__Prompt__
Return the following lines word for word, with the picture left out of the answer.
— START Supplied material —
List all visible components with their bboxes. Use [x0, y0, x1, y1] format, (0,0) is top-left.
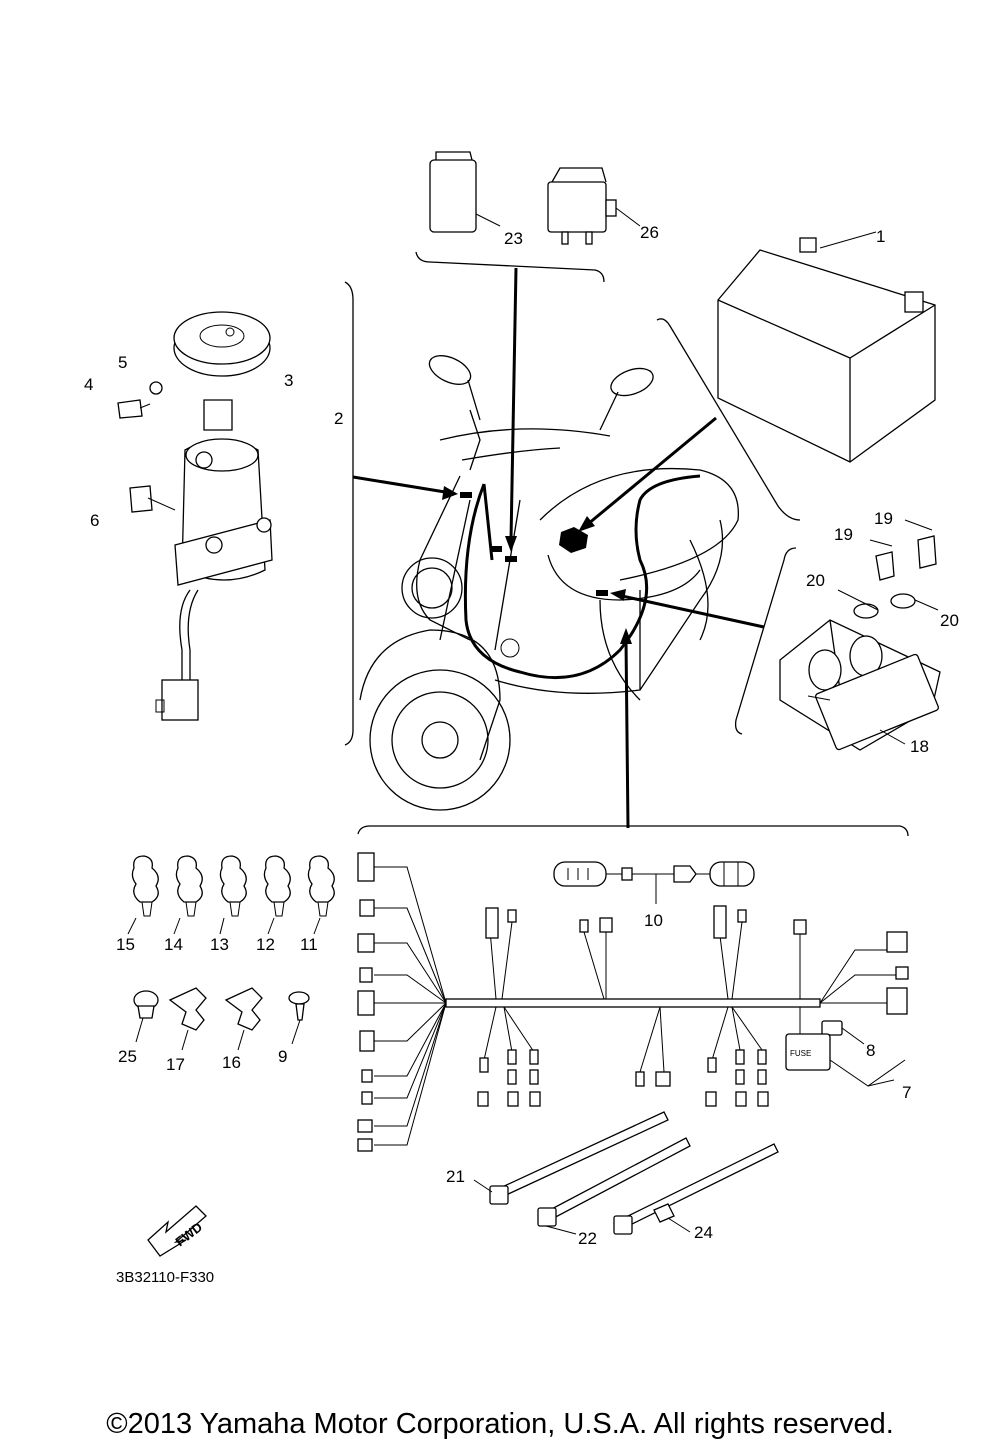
- callout-17: 17: [166, 1055, 185, 1074]
- callout-8: 8: [866, 1041, 875, 1060]
- callout-21: 21: [446, 1167, 465, 1186]
- callout-1: 1: [876, 227, 885, 246]
- callout-19a: 19: [834, 525, 853, 544]
- main-switch-assembly: [117, 281, 354, 746]
- pointer-lines: [352, 267, 765, 829]
- callout-6: 6: [90, 511, 99, 530]
- callout-labels: 1 2 3 4 5 6 7 8 9 10 11 12 13 14 15 16 1…: [84, 223, 959, 1248]
- callout-25: 25: [118, 1047, 137, 1066]
- callout-7: 7: [902, 1083, 911, 1102]
- fastener-row: [133, 987, 310, 1051]
- copyright-notice: ©2013 Yamaha Motor Corporation, U.S.A. A…: [106, 1408, 894, 1440]
- callout-18: 18: [910, 737, 929, 756]
- callout-4: 4: [84, 375, 93, 394]
- fwd-arrow: [147, 1205, 207, 1257]
- fuse-label: FUSE: [790, 1049, 811, 1058]
- cable-ties: [473, 1111, 779, 1235]
- callout-20a: 20: [806, 571, 825, 590]
- wire-harness-group: [357, 825, 909, 1152]
- callout-5: 5: [118, 353, 127, 372]
- callout-13: 13: [210, 935, 229, 954]
- callout-11: 11: [300, 935, 318, 954]
- callout-15: 15: [116, 935, 135, 954]
- callout-20b: 20: [940, 611, 959, 630]
- part-code: 3B32110-F330: [116, 1269, 214, 1286]
- callout-14: 14: [164, 935, 183, 954]
- battery-group: [656, 231, 936, 521]
- callout-23: 23: [504, 229, 523, 248]
- callout-22: 22: [578, 1229, 597, 1248]
- callout-16: 16: [222, 1053, 241, 1072]
- callout-9: 9: [278, 1047, 287, 1066]
- callout-12: 12: [256, 935, 275, 954]
- clamp-row: [127, 855, 335, 935]
- callout-24: 24: [694, 1223, 713, 1242]
- callout-26: 26: [640, 223, 659, 242]
- callout-19b: 19: [874, 509, 893, 528]
- callout-10: 10: [644, 911, 663, 930]
- scooter-body: [359, 355, 739, 811]
- fuse-box-group: [734, 519, 941, 751]
- relay-group: [415, 151, 641, 283]
- callout-3: 3: [284, 371, 293, 390]
- callout-2: 2: [334, 409, 343, 428]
— END Supplied material —
__Task answer__
List all visible components with their bboxes. Use [x0, y0, x1, y1] format, (0,0) is top-left.
- callout-17: 17: [166, 1055, 185, 1074]
- callout-8: 8: [866, 1041, 875, 1060]
- callout-21: 21: [446, 1167, 465, 1186]
- callout-1: 1: [876, 227, 885, 246]
- callout-19a: 19: [834, 525, 853, 544]
- main-switch-assembly: [117, 281, 354, 746]
- pointer-lines: [352, 267, 765, 829]
- callout-6: 6: [90, 511, 99, 530]
- callout-labels: 1 2 3 4 5 6 7 8 9 10 11 12 13 14 15 16 1…: [84, 223, 959, 1248]
- callout-25: 25: [118, 1047, 137, 1066]
- callout-7: 7: [902, 1083, 911, 1102]
- fastener-row: [133, 987, 310, 1051]
- copyright-notice: ©2013 Yamaha Motor Corporation, U.S.A. A…: [106, 1408, 894, 1440]
- callout-18: 18: [910, 737, 929, 756]
- callout-4: 4: [84, 375, 93, 394]
- fwd-arrow: [147, 1205, 207, 1257]
- fuse-label: FUSE: [790, 1049, 811, 1058]
- cable-ties: [473, 1111, 779, 1235]
- callout-20a: 20: [806, 571, 825, 590]
- wire-harness-group: [357, 825, 909, 1152]
- callout-5: 5: [118, 353, 127, 372]
- callout-13: 13: [210, 935, 229, 954]
- callout-11: 11: [300, 935, 318, 954]
- callout-15: 15: [116, 935, 135, 954]
- callout-20b: 20: [940, 611, 959, 630]
- part-code: 3B32110-F330: [116, 1269, 214, 1286]
- callout-14: 14: [164, 935, 183, 954]
- battery-group: [656, 231, 936, 521]
- callout-23: 23: [504, 229, 523, 248]
- callout-22: 22: [578, 1229, 597, 1248]
- callout-16: 16: [222, 1053, 241, 1072]
- callout-9: 9: [278, 1047, 287, 1066]
- callout-12: 12: [256, 935, 275, 954]
- clamp-row: [127, 855, 335, 935]
- callout-24: 24: [694, 1223, 713, 1242]
- callout-26: 26: [640, 223, 659, 242]
- callout-19b: 19: [874, 509, 893, 528]
- callout-10: 10: [644, 911, 663, 930]
- scooter-body: [359, 355, 739, 811]
- fuse-box-group: [734, 519, 941, 751]
- relay-group: [415, 151, 641, 283]
- callout-3: 3: [284, 371, 293, 390]
- callout-2: 2: [334, 409, 343, 428]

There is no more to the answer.